Data records:
[START]

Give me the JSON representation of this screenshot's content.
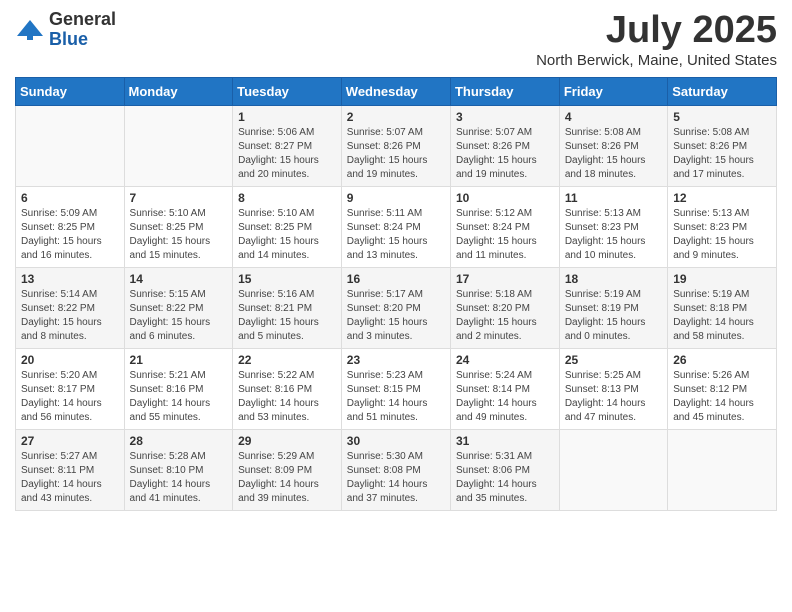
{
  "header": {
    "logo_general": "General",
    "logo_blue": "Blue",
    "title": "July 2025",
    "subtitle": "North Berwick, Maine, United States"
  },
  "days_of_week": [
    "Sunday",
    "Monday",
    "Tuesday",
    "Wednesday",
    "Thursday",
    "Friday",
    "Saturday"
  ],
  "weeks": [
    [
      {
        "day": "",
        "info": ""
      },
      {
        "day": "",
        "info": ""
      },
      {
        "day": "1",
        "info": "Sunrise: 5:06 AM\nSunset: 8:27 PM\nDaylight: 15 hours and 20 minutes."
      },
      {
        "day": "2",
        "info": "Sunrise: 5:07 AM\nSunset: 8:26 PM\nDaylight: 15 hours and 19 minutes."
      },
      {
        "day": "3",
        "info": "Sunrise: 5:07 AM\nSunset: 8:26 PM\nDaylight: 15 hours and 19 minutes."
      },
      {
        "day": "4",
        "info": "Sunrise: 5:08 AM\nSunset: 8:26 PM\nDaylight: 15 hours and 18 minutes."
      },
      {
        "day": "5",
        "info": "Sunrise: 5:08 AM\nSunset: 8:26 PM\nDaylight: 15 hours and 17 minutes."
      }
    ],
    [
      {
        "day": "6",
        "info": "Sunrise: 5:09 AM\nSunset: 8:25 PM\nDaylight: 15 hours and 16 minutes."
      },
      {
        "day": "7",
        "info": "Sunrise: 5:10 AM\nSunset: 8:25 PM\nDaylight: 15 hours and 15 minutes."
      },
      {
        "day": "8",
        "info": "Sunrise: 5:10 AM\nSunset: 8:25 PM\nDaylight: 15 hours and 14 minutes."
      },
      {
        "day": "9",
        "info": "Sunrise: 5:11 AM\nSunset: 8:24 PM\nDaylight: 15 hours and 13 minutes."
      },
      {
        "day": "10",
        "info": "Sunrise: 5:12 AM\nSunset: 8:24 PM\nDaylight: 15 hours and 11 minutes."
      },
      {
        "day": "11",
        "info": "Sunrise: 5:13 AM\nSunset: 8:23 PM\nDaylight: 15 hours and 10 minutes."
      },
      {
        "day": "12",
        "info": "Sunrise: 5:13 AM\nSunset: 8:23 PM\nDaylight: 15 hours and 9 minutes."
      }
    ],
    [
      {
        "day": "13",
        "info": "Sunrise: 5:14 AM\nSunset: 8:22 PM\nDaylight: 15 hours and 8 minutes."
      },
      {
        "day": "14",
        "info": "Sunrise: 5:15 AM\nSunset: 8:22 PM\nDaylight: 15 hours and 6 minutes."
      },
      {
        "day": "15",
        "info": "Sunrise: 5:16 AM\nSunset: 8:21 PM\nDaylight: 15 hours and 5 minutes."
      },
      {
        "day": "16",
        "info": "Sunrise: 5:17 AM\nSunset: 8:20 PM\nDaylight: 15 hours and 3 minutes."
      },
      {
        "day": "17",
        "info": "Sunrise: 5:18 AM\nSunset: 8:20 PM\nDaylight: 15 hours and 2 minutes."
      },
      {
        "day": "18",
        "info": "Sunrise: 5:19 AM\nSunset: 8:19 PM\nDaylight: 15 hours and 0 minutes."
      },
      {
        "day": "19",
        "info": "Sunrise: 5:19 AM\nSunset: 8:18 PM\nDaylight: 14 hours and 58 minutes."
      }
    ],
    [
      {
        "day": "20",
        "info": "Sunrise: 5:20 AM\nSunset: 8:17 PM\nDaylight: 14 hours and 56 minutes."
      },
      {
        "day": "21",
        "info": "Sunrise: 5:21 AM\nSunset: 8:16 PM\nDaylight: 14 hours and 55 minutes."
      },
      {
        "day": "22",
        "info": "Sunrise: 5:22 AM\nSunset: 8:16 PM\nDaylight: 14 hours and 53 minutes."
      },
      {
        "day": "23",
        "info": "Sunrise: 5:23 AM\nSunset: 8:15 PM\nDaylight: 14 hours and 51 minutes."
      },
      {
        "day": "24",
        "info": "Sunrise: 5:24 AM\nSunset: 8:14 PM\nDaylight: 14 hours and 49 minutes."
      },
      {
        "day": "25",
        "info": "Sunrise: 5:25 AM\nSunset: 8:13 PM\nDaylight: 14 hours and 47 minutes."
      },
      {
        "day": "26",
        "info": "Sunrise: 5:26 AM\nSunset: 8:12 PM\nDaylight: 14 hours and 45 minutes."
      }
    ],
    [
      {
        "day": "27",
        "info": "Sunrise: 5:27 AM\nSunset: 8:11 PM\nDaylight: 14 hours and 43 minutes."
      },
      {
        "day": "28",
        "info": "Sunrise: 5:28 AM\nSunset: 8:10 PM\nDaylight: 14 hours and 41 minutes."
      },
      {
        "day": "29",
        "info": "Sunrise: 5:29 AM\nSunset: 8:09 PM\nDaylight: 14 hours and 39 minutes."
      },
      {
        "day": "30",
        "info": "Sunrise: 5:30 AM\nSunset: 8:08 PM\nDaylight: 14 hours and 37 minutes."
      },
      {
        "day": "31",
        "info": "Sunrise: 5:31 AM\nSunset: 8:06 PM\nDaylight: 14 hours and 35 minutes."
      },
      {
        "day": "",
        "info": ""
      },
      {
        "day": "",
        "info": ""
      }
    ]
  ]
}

[END]

Written task:
Pictures appear in the records above. Output everything except them, exactly.

Response:
Give me the JSON representation of this screenshot's content.
{
  "header": {
    "logo_general": "General",
    "logo_blue": "Blue",
    "title": "July 2025",
    "subtitle": "North Berwick, Maine, United States"
  },
  "days_of_week": [
    "Sunday",
    "Monday",
    "Tuesday",
    "Wednesday",
    "Thursday",
    "Friday",
    "Saturday"
  ],
  "weeks": [
    [
      {
        "day": "",
        "info": ""
      },
      {
        "day": "",
        "info": ""
      },
      {
        "day": "1",
        "info": "Sunrise: 5:06 AM\nSunset: 8:27 PM\nDaylight: 15 hours and 20 minutes."
      },
      {
        "day": "2",
        "info": "Sunrise: 5:07 AM\nSunset: 8:26 PM\nDaylight: 15 hours and 19 minutes."
      },
      {
        "day": "3",
        "info": "Sunrise: 5:07 AM\nSunset: 8:26 PM\nDaylight: 15 hours and 19 minutes."
      },
      {
        "day": "4",
        "info": "Sunrise: 5:08 AM\nSunset: 8:26 PM\nDaylight: 15 hours and 18 minutes."
      },
      {
        "day": "5",
        "info": "Sunrise: 5:08 AM\nSunset: 8:26 PM\nDaylight: 15 hours and 17 minutes."
      }
    ],
    [
      {
        "day": "6",
        "info": "Sunrise: 5:09 AM\nSunset: 8:25 PM\nDaylight: 15 hours and 16 minutes."
      },
      {
        "day": "7",
        "info": "Sunrise: 5:10 AM\nSunset: 8:25 PM\nDaylight: 15 hours and 15 minutes."
      },
      {
        "day": "8",
        "info": "Sunrise: 5:10 AM\nSunset: 8:25 PM\nDaylight: 15 hours and 14 minutes."
      },
      {
        "day": "9",
        "info": "Sunrise: 5:11 AM\nSunset: 8:24 PM\nDaylight: 15 hours and 13 minutes."
      },
      {
        "day": "10",
        "info": "Sunrise: 5:12 AM\nSunset: 8:24 PM\nDaylight: 15 hours and 11 minutes."
      },
      {
        "day": "11",
        "info": "Sunrise: 5:13 AM\nSunset: 8:23 PM\nDaylight: 15 hours and 10 minutes."
      },
      {
        "day": "12",
        "info": "Sunrise: 5:13 AM\nSunset: 8:23 PM\nDaylight: 15 hours and 9 minutes."
      }
    ],
    [
      {
        "day": "13",
        "info": "Sunrise: 5:14 AM\nSunset: 8:22 PM\nDaylight: 15 hours and 8 minutes."
      },
      {
        "day": "14",
        "info": "Sunrise: 5:15 AM\nSunset: 8:22 PM\nDaylight: 15 hours and 6 minutes."
      },
      {
        "day": "15",
        "info": "Sunrise: 5:16 AM\nSunset: 8:21 PM\nDaylight: 15 hours and 5 minutes."
      },
      {
        "day": "16",
        "info": "Sunrise: 5:17 AM\nSunset: 8:20 PM\nDaylight: 15 hours and 3 minutes."
      },
      {
        "day": "17",
        "info": "Sunrise: 5:18 AM\nSunset: 8:20 PM\nDaylight: 15 hours and 2 minutes."
      },
      {
        "day": "18",
        "info": "Sunrise: 5:19 AM\nSunset: 8:19 PM\nDaylight: 15 hours and 0 minutes."
      },
      {
        "day": "19",
        "info": "Sunrise: 5:19 AM\nSunset: 8:18 PM\nDaylight: 14 hours and 58 minutes."
      }
    ],
    [
      {
        "day": "20",
        "info": "Sunrise: 5:20 AM\nSunset: 8:17 PM\nDaylight: 14 hours and 56 minutes."
      },
      {
        "day": "21",
        "info": "Sunrise: 5:21 AM\nSunset: 8:16 PM\nDaylight: 14 hours and 55 minutes."
      },
      {
        "day": "22",
        "info": "Sunrise: 5:22 AM\nSunset: 8:16 PM\nDaylight: 14 hours and 53 minutes."
      },
      {
        "day": "23",
        "info": "Sunrise: 5:23 AM\nSunset: 8:15 PM\nDaylight: 14 hours and 51 minutes."
      },
      {
        "day": "24",
        "info": "Sunrise: 5:24 AM\nSunset: 8:14 PM\nDaylight: 14 hours and 49 minutes."
      },
      {
        "day": "25",
        "info": "Sunrise: 5:25 AM\nSunset: 8:13 PM\nDaylight: 14 hours and 47 minutes."
      },
      {
        "day": "26",
        "info": "Sunrise: 5:26 AM\nSunset: 8:12 PM\nDaylight: 14 hours and 45 minutes."
      }
    ],
    [
      {
        "day": "27",
        "info": "Sunrise: 5:27 AM\nSunset: 8:11 PM\nDaylight: 14 hours and 43 minutes."
      },
      {
        "day": "28",
        "info": "Sunrise: 5:28 AM\nSunset: 8:10 PM\nDaylight: 14 hours and 41 minutes."
      },
      {
        "day": "29",
        "info": "Sunrise: 5:29 AM\nSunset: 8:09 PM\nDaylight: 14 hours and 39 minutes."
      },
      {
        "day": "30",
        "info": "Sunrise: 5:30 AM\nSunset: 8:08 PM\nDaylight: 14 hours and 37 minutes."
      },
      {
        "day": "31",
        "info": "Sunrise: 5:31 AM\nSunset: 8:06 PM\nDaylight: 14 hours and 35 minutes."
      },
      {
        "day": "",
        "info": ""
      },
      {
        "day": "",
        "info": ""
      }
    ]
  ]
}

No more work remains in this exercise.